── MATERIAL SUPPLIED ──

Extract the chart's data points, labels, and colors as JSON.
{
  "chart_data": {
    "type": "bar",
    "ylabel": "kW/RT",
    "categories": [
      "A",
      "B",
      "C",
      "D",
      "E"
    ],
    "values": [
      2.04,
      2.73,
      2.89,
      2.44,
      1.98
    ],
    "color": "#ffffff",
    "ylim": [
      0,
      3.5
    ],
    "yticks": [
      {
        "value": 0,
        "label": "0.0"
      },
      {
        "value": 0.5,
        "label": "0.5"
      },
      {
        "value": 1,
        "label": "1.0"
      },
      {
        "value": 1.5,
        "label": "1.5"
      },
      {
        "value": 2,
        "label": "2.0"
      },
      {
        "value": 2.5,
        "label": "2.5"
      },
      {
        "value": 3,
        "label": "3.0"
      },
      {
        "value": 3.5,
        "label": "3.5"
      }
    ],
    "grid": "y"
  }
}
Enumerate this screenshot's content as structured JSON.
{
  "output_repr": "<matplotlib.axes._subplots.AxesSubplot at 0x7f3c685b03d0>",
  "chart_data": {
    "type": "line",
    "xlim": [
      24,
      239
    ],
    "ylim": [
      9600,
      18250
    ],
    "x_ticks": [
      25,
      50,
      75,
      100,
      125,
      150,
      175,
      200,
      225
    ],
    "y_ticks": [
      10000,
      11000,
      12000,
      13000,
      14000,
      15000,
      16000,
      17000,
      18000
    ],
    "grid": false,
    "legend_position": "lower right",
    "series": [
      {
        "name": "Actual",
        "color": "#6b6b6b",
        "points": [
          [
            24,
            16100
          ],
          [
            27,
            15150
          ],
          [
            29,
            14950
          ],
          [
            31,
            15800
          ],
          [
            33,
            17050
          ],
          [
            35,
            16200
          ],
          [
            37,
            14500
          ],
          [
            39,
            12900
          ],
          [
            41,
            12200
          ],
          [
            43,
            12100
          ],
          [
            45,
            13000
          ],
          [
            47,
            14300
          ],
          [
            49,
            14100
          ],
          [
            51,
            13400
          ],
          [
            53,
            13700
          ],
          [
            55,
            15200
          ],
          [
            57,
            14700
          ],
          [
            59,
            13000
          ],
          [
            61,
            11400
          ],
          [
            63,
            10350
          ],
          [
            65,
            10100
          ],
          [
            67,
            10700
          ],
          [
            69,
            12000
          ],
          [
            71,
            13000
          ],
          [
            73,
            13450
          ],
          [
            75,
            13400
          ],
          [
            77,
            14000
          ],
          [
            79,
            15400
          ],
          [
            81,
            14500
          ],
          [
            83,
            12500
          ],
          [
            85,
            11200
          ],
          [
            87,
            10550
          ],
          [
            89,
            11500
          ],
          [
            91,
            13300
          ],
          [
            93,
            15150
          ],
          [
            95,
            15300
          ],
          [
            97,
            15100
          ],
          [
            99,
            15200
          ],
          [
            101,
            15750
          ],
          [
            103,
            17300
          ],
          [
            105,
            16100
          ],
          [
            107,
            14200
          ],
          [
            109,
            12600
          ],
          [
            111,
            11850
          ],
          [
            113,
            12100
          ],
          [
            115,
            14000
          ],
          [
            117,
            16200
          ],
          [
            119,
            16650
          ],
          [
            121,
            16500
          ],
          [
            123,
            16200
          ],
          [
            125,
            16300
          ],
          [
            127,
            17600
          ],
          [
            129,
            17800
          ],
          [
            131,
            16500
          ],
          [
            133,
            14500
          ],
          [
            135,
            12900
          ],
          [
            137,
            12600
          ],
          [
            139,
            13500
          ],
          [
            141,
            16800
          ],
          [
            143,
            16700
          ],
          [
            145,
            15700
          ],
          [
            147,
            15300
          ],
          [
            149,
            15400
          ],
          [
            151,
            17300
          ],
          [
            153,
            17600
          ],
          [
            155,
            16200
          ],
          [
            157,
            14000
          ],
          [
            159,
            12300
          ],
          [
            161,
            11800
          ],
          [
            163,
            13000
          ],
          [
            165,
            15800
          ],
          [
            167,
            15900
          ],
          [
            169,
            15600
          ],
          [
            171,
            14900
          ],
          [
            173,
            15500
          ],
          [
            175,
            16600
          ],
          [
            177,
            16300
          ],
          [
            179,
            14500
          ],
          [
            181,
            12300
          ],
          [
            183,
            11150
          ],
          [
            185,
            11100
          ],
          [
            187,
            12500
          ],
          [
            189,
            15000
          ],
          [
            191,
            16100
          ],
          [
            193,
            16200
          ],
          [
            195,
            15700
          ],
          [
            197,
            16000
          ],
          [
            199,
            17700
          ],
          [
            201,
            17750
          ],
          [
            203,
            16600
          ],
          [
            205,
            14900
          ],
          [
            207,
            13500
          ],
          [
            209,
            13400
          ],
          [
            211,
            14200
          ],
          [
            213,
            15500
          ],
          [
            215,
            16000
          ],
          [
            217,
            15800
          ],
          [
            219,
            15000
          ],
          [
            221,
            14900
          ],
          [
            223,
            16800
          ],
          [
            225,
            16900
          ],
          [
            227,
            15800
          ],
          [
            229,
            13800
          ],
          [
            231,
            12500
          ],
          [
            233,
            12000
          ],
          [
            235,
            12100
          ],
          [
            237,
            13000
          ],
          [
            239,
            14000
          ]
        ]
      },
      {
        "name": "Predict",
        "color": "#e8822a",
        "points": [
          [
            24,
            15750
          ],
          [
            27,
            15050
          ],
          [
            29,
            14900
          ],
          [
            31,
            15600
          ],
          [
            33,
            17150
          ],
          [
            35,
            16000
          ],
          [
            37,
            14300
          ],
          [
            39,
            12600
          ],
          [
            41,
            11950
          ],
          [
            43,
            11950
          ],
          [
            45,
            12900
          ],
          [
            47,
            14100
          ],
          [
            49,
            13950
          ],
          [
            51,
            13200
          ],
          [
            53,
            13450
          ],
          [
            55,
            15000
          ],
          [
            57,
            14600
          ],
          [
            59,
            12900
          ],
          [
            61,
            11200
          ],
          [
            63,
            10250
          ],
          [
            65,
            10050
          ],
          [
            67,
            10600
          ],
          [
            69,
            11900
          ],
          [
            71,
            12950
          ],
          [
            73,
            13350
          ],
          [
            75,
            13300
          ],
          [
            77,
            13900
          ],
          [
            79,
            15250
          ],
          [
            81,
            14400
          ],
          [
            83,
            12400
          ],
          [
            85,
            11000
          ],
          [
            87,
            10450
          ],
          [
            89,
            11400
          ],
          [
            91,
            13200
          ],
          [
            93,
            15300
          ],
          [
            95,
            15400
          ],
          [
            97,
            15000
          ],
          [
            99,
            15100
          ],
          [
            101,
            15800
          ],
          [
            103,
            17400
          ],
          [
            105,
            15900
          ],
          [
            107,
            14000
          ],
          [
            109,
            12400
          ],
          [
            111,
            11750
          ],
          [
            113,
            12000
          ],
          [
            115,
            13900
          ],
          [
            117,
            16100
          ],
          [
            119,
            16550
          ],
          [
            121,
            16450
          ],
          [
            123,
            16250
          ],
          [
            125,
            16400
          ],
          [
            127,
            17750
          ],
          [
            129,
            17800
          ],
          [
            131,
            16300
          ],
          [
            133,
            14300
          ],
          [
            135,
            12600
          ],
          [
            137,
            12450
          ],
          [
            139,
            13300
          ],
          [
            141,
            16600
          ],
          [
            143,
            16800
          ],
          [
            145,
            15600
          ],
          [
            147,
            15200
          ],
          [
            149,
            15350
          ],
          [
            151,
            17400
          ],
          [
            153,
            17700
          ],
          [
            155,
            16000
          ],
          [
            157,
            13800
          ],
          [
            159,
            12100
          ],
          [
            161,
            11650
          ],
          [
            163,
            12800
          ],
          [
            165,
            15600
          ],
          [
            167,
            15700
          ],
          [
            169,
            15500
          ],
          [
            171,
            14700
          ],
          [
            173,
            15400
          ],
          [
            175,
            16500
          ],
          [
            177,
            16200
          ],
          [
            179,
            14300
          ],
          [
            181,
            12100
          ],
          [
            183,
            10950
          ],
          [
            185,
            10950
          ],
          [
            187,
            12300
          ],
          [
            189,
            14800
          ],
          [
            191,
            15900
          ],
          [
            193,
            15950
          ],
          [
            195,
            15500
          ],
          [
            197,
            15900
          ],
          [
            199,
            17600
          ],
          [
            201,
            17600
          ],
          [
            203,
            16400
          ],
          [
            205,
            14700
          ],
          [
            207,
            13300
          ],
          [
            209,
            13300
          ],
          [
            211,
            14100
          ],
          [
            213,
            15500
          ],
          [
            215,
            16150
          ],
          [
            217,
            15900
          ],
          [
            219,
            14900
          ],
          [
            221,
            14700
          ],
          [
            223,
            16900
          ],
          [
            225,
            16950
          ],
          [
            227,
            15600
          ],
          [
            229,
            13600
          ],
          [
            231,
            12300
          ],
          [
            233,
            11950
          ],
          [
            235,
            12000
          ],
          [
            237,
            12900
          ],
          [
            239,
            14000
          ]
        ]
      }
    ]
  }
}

───

• _WRITTEN PROBLEM_
Copy out every line in the entries above that holds "JSON".

• _EXERCISE RESULT_
Extract the chart's data points, labels, and colors as JSON.
Enumerate this screenshot's content as structured JSON.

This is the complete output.